DIRECTIONS →
Transcribe the listing that follows in full, omitting pictures.

※ ※ ※

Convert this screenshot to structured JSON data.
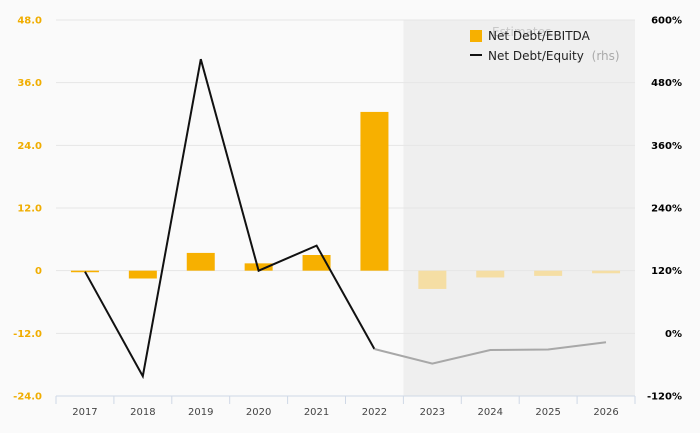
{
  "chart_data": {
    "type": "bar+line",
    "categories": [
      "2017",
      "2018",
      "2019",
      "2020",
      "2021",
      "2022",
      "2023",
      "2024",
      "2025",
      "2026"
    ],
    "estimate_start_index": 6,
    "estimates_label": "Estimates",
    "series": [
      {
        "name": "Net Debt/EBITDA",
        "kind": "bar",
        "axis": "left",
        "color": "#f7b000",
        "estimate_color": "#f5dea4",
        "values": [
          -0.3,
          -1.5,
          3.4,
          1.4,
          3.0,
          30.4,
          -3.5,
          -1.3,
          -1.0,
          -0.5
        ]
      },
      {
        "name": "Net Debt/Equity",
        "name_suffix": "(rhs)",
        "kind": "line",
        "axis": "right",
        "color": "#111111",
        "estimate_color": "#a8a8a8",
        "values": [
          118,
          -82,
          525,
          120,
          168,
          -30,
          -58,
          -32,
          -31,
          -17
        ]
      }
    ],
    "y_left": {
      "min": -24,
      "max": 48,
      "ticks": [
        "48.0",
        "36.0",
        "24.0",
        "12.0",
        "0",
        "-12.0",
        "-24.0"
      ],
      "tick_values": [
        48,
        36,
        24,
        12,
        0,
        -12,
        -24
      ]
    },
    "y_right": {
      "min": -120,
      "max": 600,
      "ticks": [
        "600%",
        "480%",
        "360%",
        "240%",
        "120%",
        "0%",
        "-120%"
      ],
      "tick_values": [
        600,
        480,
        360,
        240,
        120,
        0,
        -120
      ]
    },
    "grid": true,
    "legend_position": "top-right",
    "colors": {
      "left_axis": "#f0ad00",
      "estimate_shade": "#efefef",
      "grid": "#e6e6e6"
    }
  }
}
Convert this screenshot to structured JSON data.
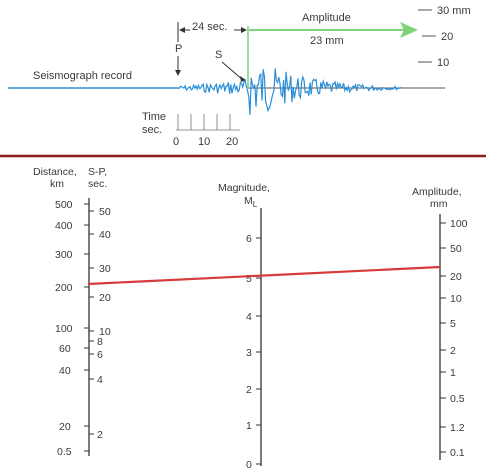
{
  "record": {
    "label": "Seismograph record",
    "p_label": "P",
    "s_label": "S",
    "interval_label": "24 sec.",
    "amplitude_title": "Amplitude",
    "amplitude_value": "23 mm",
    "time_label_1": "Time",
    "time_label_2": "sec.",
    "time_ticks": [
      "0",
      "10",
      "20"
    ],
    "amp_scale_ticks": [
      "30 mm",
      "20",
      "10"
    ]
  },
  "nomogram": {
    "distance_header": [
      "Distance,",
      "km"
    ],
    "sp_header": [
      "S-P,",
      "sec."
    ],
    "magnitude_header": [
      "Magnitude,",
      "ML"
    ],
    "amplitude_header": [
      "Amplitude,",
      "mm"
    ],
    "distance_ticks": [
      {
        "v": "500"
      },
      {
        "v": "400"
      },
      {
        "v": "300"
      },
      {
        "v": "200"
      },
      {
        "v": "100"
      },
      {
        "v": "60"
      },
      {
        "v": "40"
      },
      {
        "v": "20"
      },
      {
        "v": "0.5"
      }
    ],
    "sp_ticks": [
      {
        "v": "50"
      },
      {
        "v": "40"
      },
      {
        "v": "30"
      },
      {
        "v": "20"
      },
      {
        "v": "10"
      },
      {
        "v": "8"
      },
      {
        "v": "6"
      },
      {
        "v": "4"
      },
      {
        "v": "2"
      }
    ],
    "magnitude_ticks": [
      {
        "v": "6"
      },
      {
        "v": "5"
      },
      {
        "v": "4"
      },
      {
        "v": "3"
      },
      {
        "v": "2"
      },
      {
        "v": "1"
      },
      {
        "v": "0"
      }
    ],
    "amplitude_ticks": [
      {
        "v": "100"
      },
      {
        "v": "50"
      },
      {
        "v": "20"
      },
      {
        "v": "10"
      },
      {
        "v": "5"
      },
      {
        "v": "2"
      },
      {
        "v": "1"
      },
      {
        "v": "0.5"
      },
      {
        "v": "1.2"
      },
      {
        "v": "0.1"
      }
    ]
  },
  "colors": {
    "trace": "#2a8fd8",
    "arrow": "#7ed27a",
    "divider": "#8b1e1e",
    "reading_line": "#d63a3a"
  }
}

※ ※ ※

SOLUTION FOR THIS TASK →
Convert this screenshot to structured JSON data.
{
  "chart_data": {
    "type": "bar+line",
    "categories": [
      "2017",
      "2018",
      "2019",
      "2020",
      "2021",
      "2022",
      "2023",
      "2024",
      "2025",
      "2026"
    ],
    "estimate_start_index": 6,
    "estimates_label": "Estimates",
    "series": [
      {
        "name": "Net Debt/EBITDA",
        "kind": "bar",
        "axis": "left",
        "color": "#f7b000",
        "estimate_color": "#f5dea4",
        "values": [
          -0.3,
          -1.5,
          3.4,
          1.4,
          3.0,
          30.4,
          -3.5,
          -1.3,
          -1.0,
          -0.5
        ]
      },
      {
        "name": "Net Debt/Equity",
        "name_suffix": "(rhs)",
        "kind": "line",
        "axis": "right",
        "color": "#111111",
        "estimate_color": "#a8a8a8",
        "values": [
          118,
          -82,
          525,
          120,
          168,
          -30,
          -58,
          -32,
          -31,
          -17
        ]
      }
    ],
    "y_left": {
      "min": -24,
      "max": 48,
      "ticks": [
        "48.0",
        "36.0",
        "24.0",
        "12.0",
        "0",
        "-12.0",
        "-24.0"
      ],
      "tick_values": [
        48,
        36,
        24,
        12,
        0,
        -12,
        -24
      ]
    },
    "y_right": {
      "min": -120,
      "max": 600,
      "ticks": [
        "600%",
        "480%",
        "360%",
        "240%",
        "120%",
        "0%",
        "-120%"
      ],
      "tick_values": [
        600,
        480,
        360,
        240,
        120,
        0,
        -120
      ]
    },
    "grid": true,
    "legend_position": "top-right",
    "colors": {
      "left_axis": "#f0ad00",
      "estimate_shade": "#efefef",
      "grid": "#e6e6e6"
    }
  }
}
Convert this screenshot to structured JSON data.
{
  "record": {
    "label": "Seismograph record",
    "p_label": "P",
    "s_label": "S",
    "interval_label": "24 sec.",
    "amplitude_title": "Amplitude",
    "amplitude_value": "23 mm",
    "time_label_1": "Time",
    "time_label_2": "sec.",
    "time_ticks": [
      "0",
      "10",
      "20"
    ],
    "amp_scale_ticks": [
      "30 mm",
      "20",
      "10"
    ]
  },
  "nomogram": {
    "distance_header": [
      "Distance,",
      "km"
    ],
    "sp_header": [
      "S-P,",
      "sec."
    ],
    "magnitude_header": [
      "Magnitude,",
      "ML"
    ],
    "amplitude_header": [
      "Amplitude,",
      "mm"
    ],
    "distance_ticks": [
      {
        "v": "500"
      },
      {
        "v": "400"
      },
      {
        "v": "300"
      },
      {
        "v": "200"
      },
      {
        "v": "100"
      },
      {
        "v": "60"
      },
      {
        "v": "40"
      },
      {
        "v": "20"
      },
      {
        "v": "0.5"
      }
    ],
    "sp_ticks": [
      {
        "v": "50"
      },
      {
        "v": "40"
      },
      {
        "v": "30"
      },
      {
        "v": "20"
      },
      {
        "v": "10"
      },
      {
        "v": "8"
      },
      {
        "v": "6"
      },
      {
        "v": "4"
      },
      {
        "v": "2"
      }
    ],
    "magnitude_ticks": [
      {
        "v": "6"
      },
      {
        "v": "5"
      },
      {
        "v": "4"
      },
      {
        "v": "3"
      },
      {
        "v": "2"
      },
      {
        "v": "1"
      },
      {
        "v": "0"
      }
    ],
    "amplitude_ticks": [
      {
        "v": "100"
      },
      {
        "v": "50"
      },
      {
        "v": "20"
      },
      {
        "v": "10"
      },
      {
        "v": "5"
      },
      {
        "v": "2"
      },
      {
        "v": "1"
      },
      {
        "v": "0.5"
      },
      {
        "v": "1.2"
      },
      {
        "v": "0.1"
      }
    ]
  },
  "colors": {
    "trace": "#2a8fd8",
    "arrow": "#7ed27a",
    "divider": "#8b1e1e",
    "reading_line": "#d63a3a"
  }
}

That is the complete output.